• _Written task_
Reproduce each of the lines word for word.

• _Records for this task_
++++++++

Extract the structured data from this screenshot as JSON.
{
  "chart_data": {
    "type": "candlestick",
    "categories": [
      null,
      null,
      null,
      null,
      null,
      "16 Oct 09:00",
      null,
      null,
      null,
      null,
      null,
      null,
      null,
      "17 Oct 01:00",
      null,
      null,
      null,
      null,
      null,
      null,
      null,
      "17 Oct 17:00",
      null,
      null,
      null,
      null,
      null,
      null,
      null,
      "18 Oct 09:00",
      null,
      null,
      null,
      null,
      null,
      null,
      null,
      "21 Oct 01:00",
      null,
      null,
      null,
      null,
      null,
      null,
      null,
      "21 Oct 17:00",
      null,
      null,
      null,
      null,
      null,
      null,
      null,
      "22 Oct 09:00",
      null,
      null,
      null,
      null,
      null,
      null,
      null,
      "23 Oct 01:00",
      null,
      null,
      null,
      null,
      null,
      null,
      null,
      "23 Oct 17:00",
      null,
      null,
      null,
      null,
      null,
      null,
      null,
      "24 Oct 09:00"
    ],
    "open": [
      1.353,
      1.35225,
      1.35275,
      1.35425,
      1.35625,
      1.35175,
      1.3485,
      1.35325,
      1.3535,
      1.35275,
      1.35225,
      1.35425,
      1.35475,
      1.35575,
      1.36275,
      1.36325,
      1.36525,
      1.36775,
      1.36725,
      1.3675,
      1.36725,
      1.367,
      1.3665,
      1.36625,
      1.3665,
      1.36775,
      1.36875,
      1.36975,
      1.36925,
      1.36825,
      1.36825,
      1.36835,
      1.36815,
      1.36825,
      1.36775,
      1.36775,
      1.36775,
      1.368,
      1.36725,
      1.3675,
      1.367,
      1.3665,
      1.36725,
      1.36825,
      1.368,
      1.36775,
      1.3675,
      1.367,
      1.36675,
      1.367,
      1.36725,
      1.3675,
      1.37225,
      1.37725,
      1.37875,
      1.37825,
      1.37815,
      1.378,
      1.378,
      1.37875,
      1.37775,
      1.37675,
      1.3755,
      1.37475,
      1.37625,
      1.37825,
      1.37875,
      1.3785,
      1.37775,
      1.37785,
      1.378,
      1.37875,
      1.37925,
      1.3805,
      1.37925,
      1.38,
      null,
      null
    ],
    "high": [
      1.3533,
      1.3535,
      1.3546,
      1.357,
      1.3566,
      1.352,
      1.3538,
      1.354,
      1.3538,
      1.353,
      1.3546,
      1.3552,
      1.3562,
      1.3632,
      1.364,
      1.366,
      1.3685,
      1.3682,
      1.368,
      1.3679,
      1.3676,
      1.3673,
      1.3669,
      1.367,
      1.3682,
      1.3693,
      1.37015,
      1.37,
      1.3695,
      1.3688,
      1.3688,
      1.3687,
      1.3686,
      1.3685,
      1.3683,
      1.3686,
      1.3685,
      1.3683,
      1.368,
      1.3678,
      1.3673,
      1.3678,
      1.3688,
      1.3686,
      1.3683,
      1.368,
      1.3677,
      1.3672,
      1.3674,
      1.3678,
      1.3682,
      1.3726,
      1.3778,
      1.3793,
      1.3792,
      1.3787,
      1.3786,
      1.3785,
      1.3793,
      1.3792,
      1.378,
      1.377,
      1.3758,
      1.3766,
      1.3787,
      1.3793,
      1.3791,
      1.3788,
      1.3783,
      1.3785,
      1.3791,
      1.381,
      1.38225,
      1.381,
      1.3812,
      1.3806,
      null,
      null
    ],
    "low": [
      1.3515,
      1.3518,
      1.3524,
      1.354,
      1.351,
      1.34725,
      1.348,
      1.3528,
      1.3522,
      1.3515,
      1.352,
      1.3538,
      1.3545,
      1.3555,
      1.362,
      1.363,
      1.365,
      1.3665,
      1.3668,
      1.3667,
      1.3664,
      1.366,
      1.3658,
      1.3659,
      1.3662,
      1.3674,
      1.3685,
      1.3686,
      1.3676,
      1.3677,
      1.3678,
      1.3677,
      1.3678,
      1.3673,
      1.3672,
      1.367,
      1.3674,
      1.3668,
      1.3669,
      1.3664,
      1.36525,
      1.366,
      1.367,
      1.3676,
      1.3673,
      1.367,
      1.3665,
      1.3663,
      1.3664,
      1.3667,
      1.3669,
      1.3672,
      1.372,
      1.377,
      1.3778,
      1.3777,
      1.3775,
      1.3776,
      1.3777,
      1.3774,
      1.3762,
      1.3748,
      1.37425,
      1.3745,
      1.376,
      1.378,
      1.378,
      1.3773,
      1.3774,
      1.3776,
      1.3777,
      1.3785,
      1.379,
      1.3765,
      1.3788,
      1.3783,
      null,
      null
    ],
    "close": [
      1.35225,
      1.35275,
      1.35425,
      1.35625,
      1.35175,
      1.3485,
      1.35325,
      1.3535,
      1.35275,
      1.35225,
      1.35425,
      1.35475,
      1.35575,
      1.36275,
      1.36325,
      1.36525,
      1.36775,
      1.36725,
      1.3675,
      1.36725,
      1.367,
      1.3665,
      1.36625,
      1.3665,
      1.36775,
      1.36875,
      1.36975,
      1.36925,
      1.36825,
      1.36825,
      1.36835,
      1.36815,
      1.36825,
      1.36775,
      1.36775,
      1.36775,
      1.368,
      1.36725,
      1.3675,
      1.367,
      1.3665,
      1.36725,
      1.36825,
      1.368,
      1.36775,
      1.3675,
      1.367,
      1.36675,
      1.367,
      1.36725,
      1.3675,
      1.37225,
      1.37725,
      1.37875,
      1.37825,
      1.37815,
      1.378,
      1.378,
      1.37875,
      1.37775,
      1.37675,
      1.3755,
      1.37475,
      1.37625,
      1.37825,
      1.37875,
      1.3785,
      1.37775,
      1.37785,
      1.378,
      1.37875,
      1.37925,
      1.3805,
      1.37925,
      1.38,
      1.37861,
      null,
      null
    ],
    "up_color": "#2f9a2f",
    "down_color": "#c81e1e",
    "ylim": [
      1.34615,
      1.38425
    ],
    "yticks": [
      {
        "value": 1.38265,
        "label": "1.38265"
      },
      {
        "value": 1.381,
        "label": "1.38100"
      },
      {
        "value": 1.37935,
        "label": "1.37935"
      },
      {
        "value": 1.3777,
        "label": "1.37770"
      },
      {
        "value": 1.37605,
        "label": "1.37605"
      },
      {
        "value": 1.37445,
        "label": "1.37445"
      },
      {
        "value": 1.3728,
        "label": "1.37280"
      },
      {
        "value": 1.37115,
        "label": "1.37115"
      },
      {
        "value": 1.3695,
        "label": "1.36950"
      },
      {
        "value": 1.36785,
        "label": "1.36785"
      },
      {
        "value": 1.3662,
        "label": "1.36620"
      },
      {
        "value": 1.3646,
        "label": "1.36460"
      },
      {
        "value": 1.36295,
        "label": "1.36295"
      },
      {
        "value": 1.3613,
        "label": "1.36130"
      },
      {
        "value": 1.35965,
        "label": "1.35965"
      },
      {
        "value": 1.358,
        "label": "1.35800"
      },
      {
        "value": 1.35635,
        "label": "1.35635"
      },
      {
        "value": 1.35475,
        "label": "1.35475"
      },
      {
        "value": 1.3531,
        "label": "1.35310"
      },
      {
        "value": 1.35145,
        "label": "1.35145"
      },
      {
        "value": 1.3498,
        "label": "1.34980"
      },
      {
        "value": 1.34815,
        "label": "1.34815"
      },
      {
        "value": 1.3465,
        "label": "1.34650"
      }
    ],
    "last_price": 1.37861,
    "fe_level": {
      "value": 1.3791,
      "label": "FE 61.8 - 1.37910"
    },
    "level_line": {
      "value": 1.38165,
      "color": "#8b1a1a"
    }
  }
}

++++++++

• _Complete response_
Extract the structured data from this screenshot as JSON.
{
  "chart_data": {
    "type": "candlestick",
    "categories": [
      null,
      null,
      null,
      null,
      null,
      "16 Oct 09:00",
      null,
      null,
      null,
      null,
      null,
      null,
      null,
      "17 Oct 01:00",
      null,
      null,
      null,
      null,
      null,
      null,
      null,
      "17 Oct 17:00",
      null,
      null,
      null,
      null,
      null,
      null,
      null,
      "18 Oct 09:00",
      null,
      null,
      null,
      null,
      null,
      null,
      null,
      "21 Oct 01:00",
      null,
      null,
      null,
      null,
      null,
      null,
      null,
      "21 Oct 17:00",
      null,
      null,
      null,
      null,
      null,
      null,
      null,
      "22 Oct 09:00",
      null,
      null,
      null,
      null,
      null,
      null,
      null,
      "23 Oct 01:00",
      null,
      null,
      null,
      null,
      null,
      null,
      null,
      "23 Oct 17:00",
      null,
      null,
      null,
      null,
      null,
      null,
      null,
      "24 Oct 09:00"
    ],
    "open": [
      1.353,
      1.35225,
      1.35275,
      1.35425,
      1.35625,
      1.35175,
      1.3485,
      1.35325,
      1.3535,
      1.35275,
      1.35225,
      1.35425,
      1.35475,
      1.35575,
      1.36275,
      1.36325,
      1.36525,
      1.36775,
      1.36725,
      1.3675,
      1.36725,
      1.367,
      1.3665,
      1.36625,
      1.3665,
      1.36775,
      1.36875,
      1.36975,
      1.36925,
      1.36825,
      1.36825,
      1.36835,
      1.36815,
      1.36825,
      1.36775,
      1.36775,
      1.36775,
      1.368,
      1.36725,
      1.3675,
      1.367,
      1.3665,
      1.36725,
      1.36825,
      1.368,
      1.36775,
      1.3675,
      1.367,
      1.36675,
      1.367,
      1.36725,
      1.3675,
      1.37225,
      1.37725,
      1.37875,
      1.37825,
      1.37815,
      1.378,
      1.378,
      1.37875,
      1.37775,
      1.37675,
      1.3755,
      1.37475,
      1.37625,
      1.37825,
      1.37875,
      1.3785,
      1.37775,
      1.37785,
      1.378,
      1.37875,
      1.37925,
      1.3805,
      1.37925,
      1.38,
      null,
      null
    ],
    "high": [
      1.3533,
      1.3535,
      1.3546,
      1.357,
      1.3566,
      1.352,
      1.3538,
      1.354,
      1.3538,
      1.353,
      1.3546,
      1.3552,
      1.3562,
      1.3632,
      1.364,
      1.366,
      1.3685,
      1.3682,
      1.368,
      1.3679,
      1.3676,
      1.3673,
      1.3669,
      1.367,
      1.3682,
      1.3693,
      1.37015,
      1.37,
      1.3695,
      1.3688,
      1.3688,
      1.3687,
      1.3686,
      1.3685,
      1.3683,
      1.3686,
      1.3685,
      1.3683,
      1.368,
      1.3678,
      1.3673,
      1.3678,
      1.3688,
      1.3686,
      1.3683,
      1.368,
      1.3677,
      1.3672,
      1.3674,
      1.3678,
      1.3682,
      1.3726,
      1.3778,
      1.3793,
      1.3792,
      1.3787,
      1.3786,
      1.3785,
      1.3793,
      1.3792,
      1.378,
      1.377,
      1.3758,
      1.3766,
      1.3787,
      1.3793,
      1.3791,
      1.3788,
      1.3783,
      1.3785,
      1.3791,
      1.381,
      1.38225,
      1.381,
      1.3812,
      1.3806,
      null,
      null
    ],
    "low": [
      1.3515,
      1.3518,
      1.3524,
      1.354,
      1.351,
      1.34725,
      1.348,
      1.3528,
      1.3522,
      1.3515,
      1.352,
      1.3538,
      1.3545,
      1.3555,
      1.362,
      1.363,
      1.365,
      1.3665,
      1.3668,
      1.3667,
      1.3664,
      1.366,
      1.3658,
      1.3659,
      1.3662,
      1.3674,
      1.3685,
      1.3686,
      1.3676,
      1.3677,
      1.3678,
      1.3677,
      1.3678,
      1.3673,
      1.3672,
      1.367,
      1.3674,
      1.3668,
      1.3669,
      1.3664,
      1.36525,
      1.366,
      1.367,
      1.3676,
      1.3673,
      1.367,
      1.3665,
      1.3663,
      1.3664,
      1.3667,
      1.3669,
      1.3672,
      1.372,
      1.377,
      1.3778,
      1.3777,
      1.3775,
      1.3776,
      1.3777,
      1.3774,
      1.3762,
      1.3748,
      1.37425,
      1.3745,
      1.376,
      1.378,
      1.378,
      1.3773,
      1.3774,
      1.3776,
      1.3777,
      1.3785,
      1.379,
      1.3765,
      1.3788,
      1.3783,
      null,
      null
    ],
    "close": [
      1.35225,
      1.35275,
      1.35425,
      1.35625,
      1.35175,
      1.3485,
      1.35325,
      1.3535,
      1.35275,
      1.35225,
      1.35425,
      1.35475,
      1.35575,
      1.36275,
      1.36325,
      1.36525,
      1.36775,
      1.36725,
      1.3675,
      1.36725,
      1.367,
      1.3665,
      1.36625,
      1.3665,
      1.36775,
      1.36875,
      1.36975,
      1.36925,
      1.36825,
      1.36825,
      1.36835,
      1.36815,
      1.36825,
      1.36775,
      1.36775,
      1.36775,
      1.368,
      1.36725,
      1.3675,
      1.367,
      1.3665,
      1.36725,
      1.36825,
      1.368,
      1.36775,
      1.3675,
      1.367,
      1.36675,
      1.367,
      1.36725,
      1.3675,
      1.37225,
      1.37725,
      1.37875,
      1.37825,
      1.37815,
      1.378,
      1.378,
      1.37875,
      1.37775,
      1.37675,
      1.3755,
      1.37475,
      1.37625,
      1.37825,
      1.37875,
      1.3785,
      1.37775,
      1.37785,
      1.378,
      1.37875,
      1.37925,
      1.3805,
      1.37925,
      1.38,
      1.37861,
      null,
      null
    ],
    "up_color": "#2f9a2f",
    "down_color": "#c81e1e",
    "ylim": [
      1.34615,
      1.38425
    ],
    "yticks": [
      {
        "value": 1.38265,
        "label": "1.38265"
      },
      {
        "value": 1.381,
        "label": "1.38100"
      },
      {
        "value": 1.37935,
        "label": "1.37935"
      },
      {
        "value": 1.3777,
        "label": "1.37770"
      },
      {
        "value": 1.37605,
        "label": "1.37605"
      },
      {
        "value": 1.37445,
        "label": "1.37445"
      },
      {
        "value": 1.3728,
        "label": "1.37280"
      },
      {
        "value": 1.37115,
        "label": "1.37115"
      },
      {
        "value": 1.3695,
        "label": "1.36950"
      },
      {
        "value": 1.36785,
        "label": "1.36785"
      },
      {
        "value": 1.3662,
        "label": "1.36620"
      },
      {
        "value": 1.3646,
        "label": "1.36460"
      },
      {
        "value": 1.36295,
        "label": "1.36295"
      },
      {
        "value": 1.3613,
        "label": "1.36130"
      },
      {
        "value": 1.35965,
        "label": "1.35965"
      },
      {
        "value": 1.358,
        "label": "1.35800"
      },
      {
        "value": 1.35635,
        "label": "1.35635"
      },
      {
        "value": 1.35475,
        "label": "1.35475"
      },
      {
        "value": 1.3531,
        "label": "1.35310"
      },
      {
        "value": 1.35145,
        "label": "1.35145"
      },
      {
        "value": 1.3498,
        "label": "1.34980"
      },
      {
        "value": 1.34815,
        "label": "1.34815"
      },
      {
        "value": 1.3465,
        "label": "1.34650"
      }
    ],
    "last_price": 1.37861,
    "fe_level": {
      "value": 1.3791,
      "label": "FE 61.8 - 1.37910"
    },
    "level_line": {
      "value": 1.38165,
      "color": "#8b1a1a"
    }
  }
}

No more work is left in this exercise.